# [TEXT PASSAGE]
Carlson is "right leaning" or "conservative" and often at odds with what he terms Seattle's "liberal elite." He believes that the left leaning political trends that permeate much of urban Seattle are too tolerant of high taxation and criminal behavior.
Carlson graduated in 1981 with a bachelor's degree in Political Science Honors Program at the University of Washington. In late 1999 he was listed as one of the university's one hundred "Alumni of the Century". In 2008 the UW's alumni magazine listed him as one of its "Wondrous 100" living alumni.
After a brief stint in the Reagan Administration in ’81-’82, Carlson served as Communications Director for Republican Washington State Chairman Jennifer Dunn.
Carlson also became a KIRO-TV commentator on the evening news, doing a debate segment with local liberal historian Walt Crowley. His newspaper column began in 1990 and continues today.
In 1993 Carlson shifted from TV to radio, taking the afternoon drive-time slot on KVI. Several times he was listed in Talkers Magazine as one of America's 100 leading talk radio hosts. He currently co-hosts a daily program with television commentator Ken Schram from KOMO-TV.
On June 2, 2011, on the 9 am to noon broadcast of his singular news/talk effort on KOMO 1000 AM radio, among various topics Carlson stood steadfastly by his claim of an emerging scandal involving Anthony Weiner, D-NY, as involves allegations raised by Andrew Breitbart.

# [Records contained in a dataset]
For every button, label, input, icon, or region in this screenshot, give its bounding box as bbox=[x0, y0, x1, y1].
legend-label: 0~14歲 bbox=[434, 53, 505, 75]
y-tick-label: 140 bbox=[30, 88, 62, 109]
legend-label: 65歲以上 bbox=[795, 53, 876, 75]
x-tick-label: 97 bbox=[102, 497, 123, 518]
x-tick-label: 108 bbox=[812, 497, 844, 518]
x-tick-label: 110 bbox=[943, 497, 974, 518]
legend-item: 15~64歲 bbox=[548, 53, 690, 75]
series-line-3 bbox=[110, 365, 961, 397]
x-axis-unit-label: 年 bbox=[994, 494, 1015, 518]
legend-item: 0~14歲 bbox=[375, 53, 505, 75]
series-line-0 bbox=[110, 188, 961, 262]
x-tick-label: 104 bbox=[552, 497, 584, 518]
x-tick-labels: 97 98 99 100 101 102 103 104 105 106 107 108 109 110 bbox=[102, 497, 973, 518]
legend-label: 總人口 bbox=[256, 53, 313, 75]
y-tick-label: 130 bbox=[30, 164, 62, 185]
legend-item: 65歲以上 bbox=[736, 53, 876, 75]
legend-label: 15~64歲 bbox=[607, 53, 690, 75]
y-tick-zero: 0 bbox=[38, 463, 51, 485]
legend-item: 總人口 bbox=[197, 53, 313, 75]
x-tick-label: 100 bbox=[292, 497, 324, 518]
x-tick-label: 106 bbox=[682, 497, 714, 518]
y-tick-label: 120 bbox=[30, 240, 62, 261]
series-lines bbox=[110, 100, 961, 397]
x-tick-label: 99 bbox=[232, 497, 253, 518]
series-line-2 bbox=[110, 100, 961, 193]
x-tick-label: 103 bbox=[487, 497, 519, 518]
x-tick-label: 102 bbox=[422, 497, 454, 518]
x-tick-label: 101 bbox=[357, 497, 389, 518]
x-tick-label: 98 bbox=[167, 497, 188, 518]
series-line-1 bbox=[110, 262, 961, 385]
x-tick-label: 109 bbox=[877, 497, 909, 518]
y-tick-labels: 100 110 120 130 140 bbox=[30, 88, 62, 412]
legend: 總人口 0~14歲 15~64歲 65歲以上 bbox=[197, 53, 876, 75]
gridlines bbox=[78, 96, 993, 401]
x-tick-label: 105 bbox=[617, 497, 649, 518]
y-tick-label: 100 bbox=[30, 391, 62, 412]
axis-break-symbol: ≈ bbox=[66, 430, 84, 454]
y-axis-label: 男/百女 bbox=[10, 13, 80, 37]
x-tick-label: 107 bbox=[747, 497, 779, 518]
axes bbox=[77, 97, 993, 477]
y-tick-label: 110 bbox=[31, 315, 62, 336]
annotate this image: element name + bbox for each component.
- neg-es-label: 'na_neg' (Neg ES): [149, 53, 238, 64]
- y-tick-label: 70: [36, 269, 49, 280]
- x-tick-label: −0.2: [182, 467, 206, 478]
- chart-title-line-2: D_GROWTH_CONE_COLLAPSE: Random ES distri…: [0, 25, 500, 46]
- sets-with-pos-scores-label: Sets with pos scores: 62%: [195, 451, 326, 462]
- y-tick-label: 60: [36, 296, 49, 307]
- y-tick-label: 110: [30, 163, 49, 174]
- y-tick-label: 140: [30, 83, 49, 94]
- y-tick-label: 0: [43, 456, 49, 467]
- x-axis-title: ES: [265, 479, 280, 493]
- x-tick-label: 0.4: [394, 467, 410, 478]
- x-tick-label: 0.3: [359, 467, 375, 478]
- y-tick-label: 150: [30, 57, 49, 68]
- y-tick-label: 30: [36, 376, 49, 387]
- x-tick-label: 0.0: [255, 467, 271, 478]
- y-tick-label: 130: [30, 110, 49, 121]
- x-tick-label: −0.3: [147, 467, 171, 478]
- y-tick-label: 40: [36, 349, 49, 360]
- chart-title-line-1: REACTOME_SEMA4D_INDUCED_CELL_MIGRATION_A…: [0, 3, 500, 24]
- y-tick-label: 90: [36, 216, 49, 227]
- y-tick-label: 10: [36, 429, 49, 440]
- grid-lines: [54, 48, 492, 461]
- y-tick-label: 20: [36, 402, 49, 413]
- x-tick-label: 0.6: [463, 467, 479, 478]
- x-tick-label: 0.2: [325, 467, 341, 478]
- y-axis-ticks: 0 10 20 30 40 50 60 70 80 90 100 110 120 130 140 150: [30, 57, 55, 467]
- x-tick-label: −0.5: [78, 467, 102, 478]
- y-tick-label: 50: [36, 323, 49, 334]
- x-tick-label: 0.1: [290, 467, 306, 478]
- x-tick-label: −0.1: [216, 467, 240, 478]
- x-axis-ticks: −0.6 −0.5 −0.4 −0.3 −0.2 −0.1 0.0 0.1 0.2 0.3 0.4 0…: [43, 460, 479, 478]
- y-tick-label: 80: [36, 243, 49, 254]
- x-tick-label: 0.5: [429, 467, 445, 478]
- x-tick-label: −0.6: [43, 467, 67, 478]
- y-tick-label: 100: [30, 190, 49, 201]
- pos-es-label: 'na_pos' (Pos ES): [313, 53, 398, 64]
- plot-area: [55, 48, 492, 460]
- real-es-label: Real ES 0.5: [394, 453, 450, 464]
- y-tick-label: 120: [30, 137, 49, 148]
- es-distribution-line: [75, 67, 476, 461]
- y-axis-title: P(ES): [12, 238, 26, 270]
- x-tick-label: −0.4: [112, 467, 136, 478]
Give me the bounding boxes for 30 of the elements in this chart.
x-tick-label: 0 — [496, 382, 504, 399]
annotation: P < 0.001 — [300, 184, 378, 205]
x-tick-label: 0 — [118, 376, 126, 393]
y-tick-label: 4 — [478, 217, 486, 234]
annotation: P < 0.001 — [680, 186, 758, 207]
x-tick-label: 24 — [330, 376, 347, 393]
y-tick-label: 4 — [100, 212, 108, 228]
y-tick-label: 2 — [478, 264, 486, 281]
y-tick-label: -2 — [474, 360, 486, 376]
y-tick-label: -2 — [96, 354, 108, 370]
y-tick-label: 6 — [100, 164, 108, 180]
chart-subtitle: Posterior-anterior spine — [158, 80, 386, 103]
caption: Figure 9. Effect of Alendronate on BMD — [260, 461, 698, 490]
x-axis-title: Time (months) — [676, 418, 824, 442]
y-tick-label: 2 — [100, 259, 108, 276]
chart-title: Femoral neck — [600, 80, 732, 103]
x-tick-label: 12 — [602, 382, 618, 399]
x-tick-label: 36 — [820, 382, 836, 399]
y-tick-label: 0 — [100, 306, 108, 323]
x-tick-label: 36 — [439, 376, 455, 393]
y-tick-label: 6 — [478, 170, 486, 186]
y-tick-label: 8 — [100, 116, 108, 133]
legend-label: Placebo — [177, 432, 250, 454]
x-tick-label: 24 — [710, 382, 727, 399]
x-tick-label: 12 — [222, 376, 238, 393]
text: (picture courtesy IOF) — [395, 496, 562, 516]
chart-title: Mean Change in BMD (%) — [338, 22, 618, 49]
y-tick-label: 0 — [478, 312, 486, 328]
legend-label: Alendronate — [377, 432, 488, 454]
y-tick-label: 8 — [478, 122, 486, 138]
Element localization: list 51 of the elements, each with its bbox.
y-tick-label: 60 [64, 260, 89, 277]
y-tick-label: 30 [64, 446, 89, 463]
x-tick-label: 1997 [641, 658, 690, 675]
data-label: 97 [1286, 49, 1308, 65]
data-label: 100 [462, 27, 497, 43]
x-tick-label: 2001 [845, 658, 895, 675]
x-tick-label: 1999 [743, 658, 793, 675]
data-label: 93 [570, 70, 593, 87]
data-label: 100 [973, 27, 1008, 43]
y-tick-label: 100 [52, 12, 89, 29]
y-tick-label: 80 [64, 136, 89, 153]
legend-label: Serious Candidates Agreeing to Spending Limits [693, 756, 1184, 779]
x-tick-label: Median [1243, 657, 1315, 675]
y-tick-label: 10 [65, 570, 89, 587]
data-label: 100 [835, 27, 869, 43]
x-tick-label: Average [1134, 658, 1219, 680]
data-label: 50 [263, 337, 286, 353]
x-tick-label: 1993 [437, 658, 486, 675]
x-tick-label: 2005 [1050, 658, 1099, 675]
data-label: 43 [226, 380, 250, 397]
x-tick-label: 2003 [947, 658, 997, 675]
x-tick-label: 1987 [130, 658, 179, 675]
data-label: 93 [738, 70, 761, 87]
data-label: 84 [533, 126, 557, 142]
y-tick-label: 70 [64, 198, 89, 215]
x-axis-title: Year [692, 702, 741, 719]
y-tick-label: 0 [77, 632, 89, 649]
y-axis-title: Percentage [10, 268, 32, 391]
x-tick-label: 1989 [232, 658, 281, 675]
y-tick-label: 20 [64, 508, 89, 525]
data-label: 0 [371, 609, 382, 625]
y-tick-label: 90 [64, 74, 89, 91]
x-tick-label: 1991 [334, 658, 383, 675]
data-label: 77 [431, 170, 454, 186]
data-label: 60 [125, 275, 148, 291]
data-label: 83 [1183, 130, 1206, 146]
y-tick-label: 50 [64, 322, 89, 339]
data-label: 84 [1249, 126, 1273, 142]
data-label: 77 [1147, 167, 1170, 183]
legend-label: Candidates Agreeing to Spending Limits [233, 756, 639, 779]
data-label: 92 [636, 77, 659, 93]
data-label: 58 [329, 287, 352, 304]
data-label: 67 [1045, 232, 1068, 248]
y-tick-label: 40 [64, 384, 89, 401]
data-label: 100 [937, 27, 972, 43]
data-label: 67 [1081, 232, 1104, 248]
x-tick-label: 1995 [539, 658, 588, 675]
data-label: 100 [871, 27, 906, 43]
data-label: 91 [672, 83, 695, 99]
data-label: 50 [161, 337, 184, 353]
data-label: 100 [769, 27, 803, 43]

# [WORK INSTRUCTIONS]
• a. Rewrite the text about Carlson from "On June 2, 2011, on" through "by Andrew Breitbart.", changing "scandal" to "controversy".
• b. Continue the text about Carlson from the point at which it ends.

# [ANSWERS FOR THE EXERCISE]
• a.
On June 2, 2011, on the 9 am to noon broadcast of his singular news/talk effort on KOMO 1000 AM radio, among various topics Carlson stood steadfastly by his claim of an emerging controversy involving Anthony Weiner, D-NY, as involves allegations raised by Andrew Breitbart.

• b.
In 1993, Carlson co-authored and led the drive for a new anti-crime initiative he called "Three Strikes You're Out", which began putting three-time violent criminals in prison for life. The initiative soon spread to California and several other states. Two years later, Carlson and his partner on "Three Strikes", David Lacourse, passed another initiative called "Hard Time for Armed Crime", which increased sentences for felons caught using or possessing weapons.
In 1998, State Representative Scott Smith and conservative activist Tim Eyman launched Initiative 200, which attempted to prohibit affirmative action preferences. The campaign was soon handed over to Carlson. Within three months, the initiative received enough signatures to qualify for the ballot, and in November 1998, voters approved it overwhelmingly, 58%-42% partly due to its manipulative language. "(1) The state shall not discriminate against, or grant preferential treatment to, any individual or group on the basis of race, sex, color, ethnicity, or national origin in the operation of public employment, public education, or public contracting."
In 2000, Carlson ran for Governor against popular incumbent Gary Locke. He won the Republican primary against State Senator Harold Hochstedder, but lost the general election to Locke. Washington has not elected a Republican Governor since 1980.
In 2005, Carlson and KVI morning host Kirby Wilbur encouraged listeners to support initiative 912 to roll back a nine-cent a gallon increase in the state fuel tax. The initiative gathered 420,000 signatures in 33 days but failed to pass at the polls in November. Chris Wickham (a Thurston County, Washington, Superior Court Judge) ruled that the comments and activities by Carlson and Wilbur on behalf of the initiative were in-kind contributions that must be reported to the Public Disclosure Commission. The ruling was later overturned unanimously by the Washington State Supreme Court.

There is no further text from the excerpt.